A block of data:
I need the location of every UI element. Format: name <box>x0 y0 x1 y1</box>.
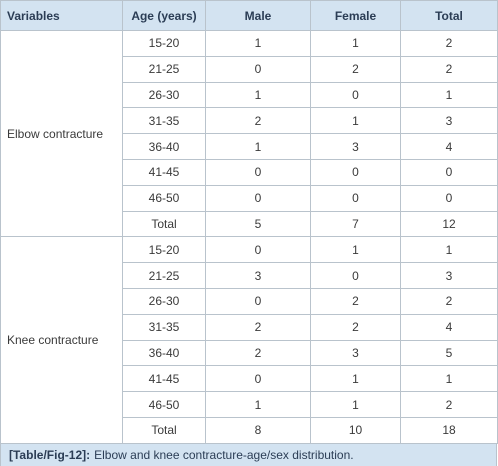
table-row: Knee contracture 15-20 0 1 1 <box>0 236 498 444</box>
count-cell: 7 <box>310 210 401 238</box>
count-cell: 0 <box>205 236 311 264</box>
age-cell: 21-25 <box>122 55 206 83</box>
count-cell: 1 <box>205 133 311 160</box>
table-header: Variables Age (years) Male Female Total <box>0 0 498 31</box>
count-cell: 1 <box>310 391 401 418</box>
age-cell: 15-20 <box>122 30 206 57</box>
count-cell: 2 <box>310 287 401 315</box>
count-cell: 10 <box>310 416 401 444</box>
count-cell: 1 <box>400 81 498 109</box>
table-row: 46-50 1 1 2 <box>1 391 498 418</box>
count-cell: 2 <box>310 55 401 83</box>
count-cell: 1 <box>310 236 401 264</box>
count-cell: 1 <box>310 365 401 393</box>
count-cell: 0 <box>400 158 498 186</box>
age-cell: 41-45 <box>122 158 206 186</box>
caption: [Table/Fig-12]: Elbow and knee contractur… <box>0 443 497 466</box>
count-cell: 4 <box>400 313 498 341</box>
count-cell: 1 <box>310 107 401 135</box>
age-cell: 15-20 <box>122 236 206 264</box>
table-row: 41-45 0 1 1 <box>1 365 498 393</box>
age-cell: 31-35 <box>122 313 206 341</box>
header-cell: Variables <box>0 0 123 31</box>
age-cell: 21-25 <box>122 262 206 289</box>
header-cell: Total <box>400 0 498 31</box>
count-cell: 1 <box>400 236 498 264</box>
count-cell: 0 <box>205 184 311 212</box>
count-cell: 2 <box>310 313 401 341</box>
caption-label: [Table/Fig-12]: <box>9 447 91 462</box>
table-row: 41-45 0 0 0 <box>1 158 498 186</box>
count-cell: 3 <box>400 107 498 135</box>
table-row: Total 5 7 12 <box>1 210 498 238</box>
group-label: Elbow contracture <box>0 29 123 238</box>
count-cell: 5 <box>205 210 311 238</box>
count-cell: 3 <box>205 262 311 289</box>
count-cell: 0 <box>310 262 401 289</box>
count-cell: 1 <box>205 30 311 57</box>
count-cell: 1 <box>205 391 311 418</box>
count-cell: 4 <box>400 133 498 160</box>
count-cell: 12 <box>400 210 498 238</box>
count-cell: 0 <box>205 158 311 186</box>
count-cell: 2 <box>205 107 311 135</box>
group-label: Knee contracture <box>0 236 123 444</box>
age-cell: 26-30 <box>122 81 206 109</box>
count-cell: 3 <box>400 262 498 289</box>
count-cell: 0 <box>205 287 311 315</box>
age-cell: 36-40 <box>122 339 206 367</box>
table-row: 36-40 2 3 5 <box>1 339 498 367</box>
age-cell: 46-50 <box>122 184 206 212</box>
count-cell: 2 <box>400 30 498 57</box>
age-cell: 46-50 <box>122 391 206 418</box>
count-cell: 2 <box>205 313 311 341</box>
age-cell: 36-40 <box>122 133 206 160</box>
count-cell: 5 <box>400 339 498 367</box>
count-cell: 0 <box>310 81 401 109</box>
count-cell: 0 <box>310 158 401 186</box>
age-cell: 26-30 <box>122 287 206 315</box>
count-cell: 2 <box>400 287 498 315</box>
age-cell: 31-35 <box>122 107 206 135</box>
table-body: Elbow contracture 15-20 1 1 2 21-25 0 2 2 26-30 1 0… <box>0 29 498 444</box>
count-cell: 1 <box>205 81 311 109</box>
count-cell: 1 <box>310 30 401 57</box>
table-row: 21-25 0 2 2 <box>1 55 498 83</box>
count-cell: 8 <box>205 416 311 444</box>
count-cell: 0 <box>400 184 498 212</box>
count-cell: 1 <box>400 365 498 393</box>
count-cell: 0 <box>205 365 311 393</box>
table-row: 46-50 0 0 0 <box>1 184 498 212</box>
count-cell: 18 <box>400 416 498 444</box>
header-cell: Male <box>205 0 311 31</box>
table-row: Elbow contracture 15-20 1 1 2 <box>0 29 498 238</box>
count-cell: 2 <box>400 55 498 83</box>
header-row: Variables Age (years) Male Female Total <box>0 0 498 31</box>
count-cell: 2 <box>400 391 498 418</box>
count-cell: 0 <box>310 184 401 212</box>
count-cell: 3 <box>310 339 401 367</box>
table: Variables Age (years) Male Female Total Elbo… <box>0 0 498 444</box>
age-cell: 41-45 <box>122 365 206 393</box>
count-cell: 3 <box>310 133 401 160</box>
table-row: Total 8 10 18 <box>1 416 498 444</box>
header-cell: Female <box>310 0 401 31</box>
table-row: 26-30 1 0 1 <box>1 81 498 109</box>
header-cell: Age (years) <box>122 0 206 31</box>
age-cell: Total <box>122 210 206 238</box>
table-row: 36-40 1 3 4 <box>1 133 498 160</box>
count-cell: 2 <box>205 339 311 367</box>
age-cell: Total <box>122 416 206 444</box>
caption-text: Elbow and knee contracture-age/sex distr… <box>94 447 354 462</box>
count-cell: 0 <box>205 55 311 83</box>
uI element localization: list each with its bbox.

#### THE PROBLEM:
Quote the listing lines from the line containing "table-row: Knee contracture" to the line containing "table-row: Total 5", both included.

#### WRITTEN ANSWER:
table-row: Knee contracture 15-20 0 1 1 <box>0 236 498 444</box>
count-cell: 7 <box>310 210 401 238</box>
count-cell: 0 <box>205 236 311 264</box>
age-cell: 21-25 <box>122 55 206 83</box>
count-cell: 1 <box>205 133 311 160</box>
table-header: Variables Age (years) Male Female Total <box>0 0 498 31</box>
count-cell: 1 <box>310 391 401 418</box>
age-cell: 15-20 <box>122 30 206 57</box>
count-cell: 2 <box>310 287 401 315</box>
count-cell: 10 <box>310 416 401 444</box>
count-cell: 1 <box>400 81 498 109</box>
table-row: 46-50 1 1 2 <box>1 391 498 418</box>
count-cell: 2 <box>310 55 401 83</box>
count-cell: 1 <box>310 236 401 264</box>
count-cell: 1 <box>310 365 401 393</box>
count-cell: 0 <box>400 158 498 186</box>
age-cell: 41-45 <box>122 158 206 186</box>
caption: [Table/Fig-12]: Elbow and knee contractur… <box>0 443 497 466</box>
count-cell: 4 <box>400 313 498 341</box>
count-cell: 1 <box>310 107 401 135</box>
age-cell: 15-20 <box>122 236 206 264</box>
table-row: 41-45 0 1 1 <box>1 365 498 393</box>
age-cell: 31-35 <box>122 313 206 341</box>
header-cell: Variables <box>0 0 123 31</box>
age-cell: 21-25 <box>122 262 206 289</box>
header-cell: Total <box>400 0 498 31</box>
count-cell: 1 <box>400 236 498 264</box>
count-cell: 0 <box>205 184 311 212</box>
count-cell: 2 <box>310 313 401 341</box>
caption-label: [Table/Fig-12]: <box>9 447 91 462</box>
table-row: 41-45 0 0 0 <box>1 158 498 186</box>
count-cell: 3 <box>400 107 498 135</box>
table-row: Total 5 7 12 <box>1 210 498 238</box>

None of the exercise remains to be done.